Hi, we just pushed the code to production, and one hour after started seeing unexpected UnauthenticatedError exceptions.
cause is GRPC::BadStatus and message is "16:Faraday::ConnectionFailed", .details="Faraday::ConnectionFailed"
Which looks like transient HTTP AUTH connection failure, which should be retriable, and in any case should not be reported as Google::Cloud::UnauthenticatedError.
Also I didn't think Faraday is still in use after update to grpc.
Can you please investigate the issue, as it is out of the expected behavior and I had to hot-patch the production.
token refresh?
Update: looks like token refresh indeed. Problems started exactly (within couple of seconds) 1 hour after the corresponding process restart on multiple Heroku dynos.
Indeed, UNAUTHENTICATED = 16 in google/rpc/code.proto.
cc @murgatroid99 Any thoughts on this behavior?
The Google Auth library has a dependency on Faraday, so it might be something related to that.
Btw, we have not seen this problem running on staging setup. Must be related to traffic somehow
You don't happen to have the backtraces, do you?

=== Exercise tasks ===
(a) According to the forum thread about the UnauthenticatedError, how long after the process restart did the problems begin?
(b) Duplicate the part of the forum thread starting at "Can you please" and ending at "16 in google/rpc/code.proto.".

=== Records from a data collection ===
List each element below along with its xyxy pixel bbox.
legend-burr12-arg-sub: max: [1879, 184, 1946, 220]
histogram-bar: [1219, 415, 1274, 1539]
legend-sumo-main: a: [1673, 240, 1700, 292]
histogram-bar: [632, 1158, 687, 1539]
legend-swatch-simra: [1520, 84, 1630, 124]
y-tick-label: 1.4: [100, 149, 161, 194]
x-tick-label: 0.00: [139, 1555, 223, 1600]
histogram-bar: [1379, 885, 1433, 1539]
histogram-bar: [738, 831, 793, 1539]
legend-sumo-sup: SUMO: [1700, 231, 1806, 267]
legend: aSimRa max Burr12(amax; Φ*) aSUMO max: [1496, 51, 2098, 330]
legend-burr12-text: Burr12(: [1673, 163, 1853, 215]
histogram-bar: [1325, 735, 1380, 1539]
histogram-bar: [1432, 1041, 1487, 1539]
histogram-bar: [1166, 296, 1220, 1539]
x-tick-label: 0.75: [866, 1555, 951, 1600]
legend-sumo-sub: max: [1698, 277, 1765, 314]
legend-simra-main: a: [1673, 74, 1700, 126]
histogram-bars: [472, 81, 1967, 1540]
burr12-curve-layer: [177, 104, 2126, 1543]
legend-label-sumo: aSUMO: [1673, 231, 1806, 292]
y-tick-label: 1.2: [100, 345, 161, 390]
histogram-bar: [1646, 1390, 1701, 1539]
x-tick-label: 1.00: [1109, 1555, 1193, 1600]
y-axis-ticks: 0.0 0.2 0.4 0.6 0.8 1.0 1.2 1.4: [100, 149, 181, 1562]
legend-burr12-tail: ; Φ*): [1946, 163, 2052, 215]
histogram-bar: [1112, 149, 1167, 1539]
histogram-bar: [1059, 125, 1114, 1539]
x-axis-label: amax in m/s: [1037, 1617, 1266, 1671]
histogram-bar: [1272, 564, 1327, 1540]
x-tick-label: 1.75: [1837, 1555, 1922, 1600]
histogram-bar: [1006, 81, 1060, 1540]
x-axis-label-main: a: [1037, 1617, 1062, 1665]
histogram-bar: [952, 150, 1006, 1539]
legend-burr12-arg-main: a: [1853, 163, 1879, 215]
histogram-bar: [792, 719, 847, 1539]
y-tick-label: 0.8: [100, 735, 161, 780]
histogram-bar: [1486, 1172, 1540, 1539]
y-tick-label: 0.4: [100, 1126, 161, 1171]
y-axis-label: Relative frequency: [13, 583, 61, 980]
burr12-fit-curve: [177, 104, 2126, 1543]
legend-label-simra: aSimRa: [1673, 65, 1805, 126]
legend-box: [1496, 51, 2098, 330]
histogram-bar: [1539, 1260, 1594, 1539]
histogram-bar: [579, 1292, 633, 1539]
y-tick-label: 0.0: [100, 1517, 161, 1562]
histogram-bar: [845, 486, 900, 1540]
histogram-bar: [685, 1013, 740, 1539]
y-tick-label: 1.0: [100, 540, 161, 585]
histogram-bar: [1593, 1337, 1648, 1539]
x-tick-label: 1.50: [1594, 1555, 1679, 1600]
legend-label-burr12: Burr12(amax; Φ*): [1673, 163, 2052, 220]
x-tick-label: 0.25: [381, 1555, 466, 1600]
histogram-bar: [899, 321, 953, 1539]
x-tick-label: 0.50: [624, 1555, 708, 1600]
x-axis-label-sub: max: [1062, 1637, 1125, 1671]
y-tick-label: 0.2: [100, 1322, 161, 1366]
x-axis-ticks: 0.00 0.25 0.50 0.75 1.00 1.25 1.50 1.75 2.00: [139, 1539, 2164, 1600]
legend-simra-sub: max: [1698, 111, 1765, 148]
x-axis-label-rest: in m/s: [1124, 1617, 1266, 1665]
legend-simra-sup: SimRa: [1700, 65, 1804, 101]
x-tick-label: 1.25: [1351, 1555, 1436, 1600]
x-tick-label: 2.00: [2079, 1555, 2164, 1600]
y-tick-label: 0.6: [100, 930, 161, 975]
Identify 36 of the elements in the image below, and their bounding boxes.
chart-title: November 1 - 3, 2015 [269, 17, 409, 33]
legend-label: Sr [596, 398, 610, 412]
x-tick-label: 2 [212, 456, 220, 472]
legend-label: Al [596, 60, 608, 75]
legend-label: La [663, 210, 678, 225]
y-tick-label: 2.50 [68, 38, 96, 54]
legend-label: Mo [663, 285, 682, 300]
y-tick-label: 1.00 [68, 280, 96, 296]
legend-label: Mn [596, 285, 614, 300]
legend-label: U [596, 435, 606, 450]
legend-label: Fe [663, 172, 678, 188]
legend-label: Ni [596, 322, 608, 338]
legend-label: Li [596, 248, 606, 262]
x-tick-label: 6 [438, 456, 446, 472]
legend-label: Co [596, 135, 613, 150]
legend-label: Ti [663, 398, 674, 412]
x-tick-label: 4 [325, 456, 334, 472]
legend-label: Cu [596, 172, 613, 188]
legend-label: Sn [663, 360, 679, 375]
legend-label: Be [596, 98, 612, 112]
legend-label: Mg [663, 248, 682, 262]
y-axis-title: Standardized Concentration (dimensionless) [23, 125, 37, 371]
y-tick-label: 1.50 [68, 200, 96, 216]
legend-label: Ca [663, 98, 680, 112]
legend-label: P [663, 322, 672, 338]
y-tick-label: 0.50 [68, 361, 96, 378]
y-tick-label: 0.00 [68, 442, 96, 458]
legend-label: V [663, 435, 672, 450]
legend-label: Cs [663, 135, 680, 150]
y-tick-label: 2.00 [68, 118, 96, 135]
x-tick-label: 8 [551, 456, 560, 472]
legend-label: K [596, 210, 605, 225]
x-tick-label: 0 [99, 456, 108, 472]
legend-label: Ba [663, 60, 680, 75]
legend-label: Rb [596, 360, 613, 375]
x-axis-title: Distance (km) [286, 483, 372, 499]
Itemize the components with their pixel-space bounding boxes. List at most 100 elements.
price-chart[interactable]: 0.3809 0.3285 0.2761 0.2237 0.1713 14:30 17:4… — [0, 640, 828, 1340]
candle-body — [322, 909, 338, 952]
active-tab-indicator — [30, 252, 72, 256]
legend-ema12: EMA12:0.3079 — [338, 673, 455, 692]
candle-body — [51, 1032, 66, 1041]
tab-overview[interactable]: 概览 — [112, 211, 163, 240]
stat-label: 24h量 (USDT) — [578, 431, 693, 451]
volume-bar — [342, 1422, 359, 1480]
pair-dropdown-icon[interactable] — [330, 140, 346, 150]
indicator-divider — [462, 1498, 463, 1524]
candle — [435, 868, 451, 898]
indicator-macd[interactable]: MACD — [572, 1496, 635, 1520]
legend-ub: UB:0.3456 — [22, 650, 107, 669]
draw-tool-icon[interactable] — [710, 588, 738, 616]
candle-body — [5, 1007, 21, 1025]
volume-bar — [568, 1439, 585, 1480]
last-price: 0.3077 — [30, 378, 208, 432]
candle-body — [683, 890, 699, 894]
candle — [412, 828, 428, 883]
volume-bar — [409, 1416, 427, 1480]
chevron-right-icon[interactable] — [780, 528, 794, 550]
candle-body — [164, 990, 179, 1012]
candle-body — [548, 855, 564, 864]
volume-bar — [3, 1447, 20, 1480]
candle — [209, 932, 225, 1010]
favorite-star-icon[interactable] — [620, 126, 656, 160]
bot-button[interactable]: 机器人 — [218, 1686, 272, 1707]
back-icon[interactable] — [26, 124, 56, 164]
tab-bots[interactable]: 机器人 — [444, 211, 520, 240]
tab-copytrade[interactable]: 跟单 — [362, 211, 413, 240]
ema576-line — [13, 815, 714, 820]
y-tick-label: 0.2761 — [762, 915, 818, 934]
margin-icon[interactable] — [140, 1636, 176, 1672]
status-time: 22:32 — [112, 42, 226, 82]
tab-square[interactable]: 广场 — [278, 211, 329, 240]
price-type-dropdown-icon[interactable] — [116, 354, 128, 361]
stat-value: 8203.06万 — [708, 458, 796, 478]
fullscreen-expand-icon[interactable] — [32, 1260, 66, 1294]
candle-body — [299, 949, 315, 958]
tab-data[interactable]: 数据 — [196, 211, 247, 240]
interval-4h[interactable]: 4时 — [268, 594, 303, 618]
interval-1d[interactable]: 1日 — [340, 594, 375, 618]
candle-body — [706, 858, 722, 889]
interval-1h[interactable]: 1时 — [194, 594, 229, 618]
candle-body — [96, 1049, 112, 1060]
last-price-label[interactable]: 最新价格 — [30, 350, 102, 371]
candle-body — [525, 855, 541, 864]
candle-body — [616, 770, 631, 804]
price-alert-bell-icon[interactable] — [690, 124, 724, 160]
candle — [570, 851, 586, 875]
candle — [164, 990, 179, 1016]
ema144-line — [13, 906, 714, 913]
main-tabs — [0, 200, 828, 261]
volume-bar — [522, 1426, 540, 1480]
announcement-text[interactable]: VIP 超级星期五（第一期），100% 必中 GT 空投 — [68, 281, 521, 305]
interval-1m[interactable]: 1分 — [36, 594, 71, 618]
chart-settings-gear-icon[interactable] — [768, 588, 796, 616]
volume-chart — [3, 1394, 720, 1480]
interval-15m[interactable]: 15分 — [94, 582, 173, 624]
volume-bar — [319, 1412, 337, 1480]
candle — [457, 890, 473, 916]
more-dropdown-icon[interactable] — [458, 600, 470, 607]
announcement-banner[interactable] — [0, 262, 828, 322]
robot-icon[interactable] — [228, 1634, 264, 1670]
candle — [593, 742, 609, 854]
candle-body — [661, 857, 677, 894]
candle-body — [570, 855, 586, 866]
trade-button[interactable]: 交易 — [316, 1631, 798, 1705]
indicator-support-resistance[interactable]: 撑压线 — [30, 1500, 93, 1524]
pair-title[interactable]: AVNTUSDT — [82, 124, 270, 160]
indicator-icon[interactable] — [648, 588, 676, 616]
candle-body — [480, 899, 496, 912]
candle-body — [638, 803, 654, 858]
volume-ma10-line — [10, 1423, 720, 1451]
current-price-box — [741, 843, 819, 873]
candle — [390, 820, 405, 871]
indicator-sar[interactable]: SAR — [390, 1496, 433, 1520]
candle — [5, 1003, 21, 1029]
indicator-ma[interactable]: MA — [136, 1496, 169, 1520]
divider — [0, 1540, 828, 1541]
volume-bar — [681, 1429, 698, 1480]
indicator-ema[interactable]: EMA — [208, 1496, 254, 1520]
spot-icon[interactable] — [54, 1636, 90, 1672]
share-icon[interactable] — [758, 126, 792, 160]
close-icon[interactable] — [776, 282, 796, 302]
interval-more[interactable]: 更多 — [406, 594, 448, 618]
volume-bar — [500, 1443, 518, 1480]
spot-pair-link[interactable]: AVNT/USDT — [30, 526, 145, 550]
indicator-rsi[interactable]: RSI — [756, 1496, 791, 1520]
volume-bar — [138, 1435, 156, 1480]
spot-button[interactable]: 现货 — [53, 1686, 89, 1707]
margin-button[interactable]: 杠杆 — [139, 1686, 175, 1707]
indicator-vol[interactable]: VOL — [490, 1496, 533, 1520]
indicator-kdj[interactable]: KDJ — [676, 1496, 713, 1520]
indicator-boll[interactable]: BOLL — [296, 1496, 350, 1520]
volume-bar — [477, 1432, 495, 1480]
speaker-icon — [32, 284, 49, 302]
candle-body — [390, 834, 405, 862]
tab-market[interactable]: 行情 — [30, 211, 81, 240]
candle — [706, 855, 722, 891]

=== Answers to the exercises ===
(a) Exactly one hour, within a couple of seconds.

(b)
Can you please investigate the issue, as it is out of the expected behavior and I had to hot-patch the production.
token refresh?
Update: looks like token refresh indeed. Problems started exactly (within couple of seconds) 1 hour after the corresponding process restart on multiple Heroku dynos.
Indeed, UNAUTHENTICATED = 16 in google/rpc/code.proto.